===== Supplied entries

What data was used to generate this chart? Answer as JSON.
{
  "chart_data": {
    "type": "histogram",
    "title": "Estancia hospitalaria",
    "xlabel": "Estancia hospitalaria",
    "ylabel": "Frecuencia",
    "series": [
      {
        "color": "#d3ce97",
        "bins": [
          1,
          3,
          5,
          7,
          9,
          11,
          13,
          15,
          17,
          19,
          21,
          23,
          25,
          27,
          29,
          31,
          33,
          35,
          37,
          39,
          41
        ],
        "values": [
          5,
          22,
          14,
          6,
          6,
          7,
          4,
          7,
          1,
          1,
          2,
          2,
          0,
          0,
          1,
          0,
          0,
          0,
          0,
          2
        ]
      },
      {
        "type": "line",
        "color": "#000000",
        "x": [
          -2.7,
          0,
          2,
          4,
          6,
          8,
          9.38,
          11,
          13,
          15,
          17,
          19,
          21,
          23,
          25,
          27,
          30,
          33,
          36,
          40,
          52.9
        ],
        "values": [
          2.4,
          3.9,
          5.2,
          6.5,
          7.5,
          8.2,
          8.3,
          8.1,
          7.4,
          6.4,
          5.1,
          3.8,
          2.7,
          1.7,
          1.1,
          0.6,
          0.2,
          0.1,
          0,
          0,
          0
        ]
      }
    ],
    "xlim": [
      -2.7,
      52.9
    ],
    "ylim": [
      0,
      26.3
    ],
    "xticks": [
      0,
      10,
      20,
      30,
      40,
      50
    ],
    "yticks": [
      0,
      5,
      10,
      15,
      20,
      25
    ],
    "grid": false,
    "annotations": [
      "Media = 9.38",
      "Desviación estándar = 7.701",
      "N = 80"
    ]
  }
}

==========

_What to produce_
The entries above should be repeated exactly, every one of them.

_Solution to this exercise_
What data was used to generate this chart? Answer as JSON.
{
  "chart_data": {
    "type": "histogram",
    "title": "Estancia hospitalaria",
    "xlabel": "Estancia hospitalaria",
    "ylabel": "Frecuencia",
    "series": [
      {
        "color": "#d3ce97",
        "bins": [
          1,
          3,
          5,
          7,
          9,
          11,
          13,
          15,
          17,
          19,
          21,
          23,
          25,
          27,
          29,
          31,
          33,
          35,
          37,
          39,
          41
        ],
        "values": [
          5,
          22,
          14,
          6,
          6,
          7,
          4,
          7,
          1,
          1,
          2,
          2,
          0,
          0,
          1,
          0,
          0,
          0,
          0,
          2
        ]
      },
      {
        "type": "line",
        "color": "#000000",
        "x": [
          -2.7,
          0,
          2,
          4,
          6,
          8,
          9.38,
          11,
          13,
          15,
          17,
          19,
          21,
          23,
          25,
          27,
          30,
          33,
          36,
          40,
          52.9
        ],
        "values": [
          2.4,
          3.9,
          5.2,
          6.5,
          7.5,
          8.2,
          8.3,
          8.1,
          7.4,
          6.4,
          5.1,
          3.8,
          2.7,
          1.7,
          1.1,
          0.6,
          0.2,
          0.1,
          0,
          0,
          0
        ]
      }
    ],
    "xlim": [
      -2.7,
      52.9
    ],
    "ylim": [
      0,
      26.3
    ],
    "xticks": [
      0,
      10,
      20,
      30,
      40,
      50
    ],
    "yticks": [
      0,
      5,
      10,
      15,
      20,
      25
    ],
    "grid": false,
    "annotations": [
      "Media = 9.38",
      "Desviación estándar = 7.701",
      "N = 80"
    ]
  }
}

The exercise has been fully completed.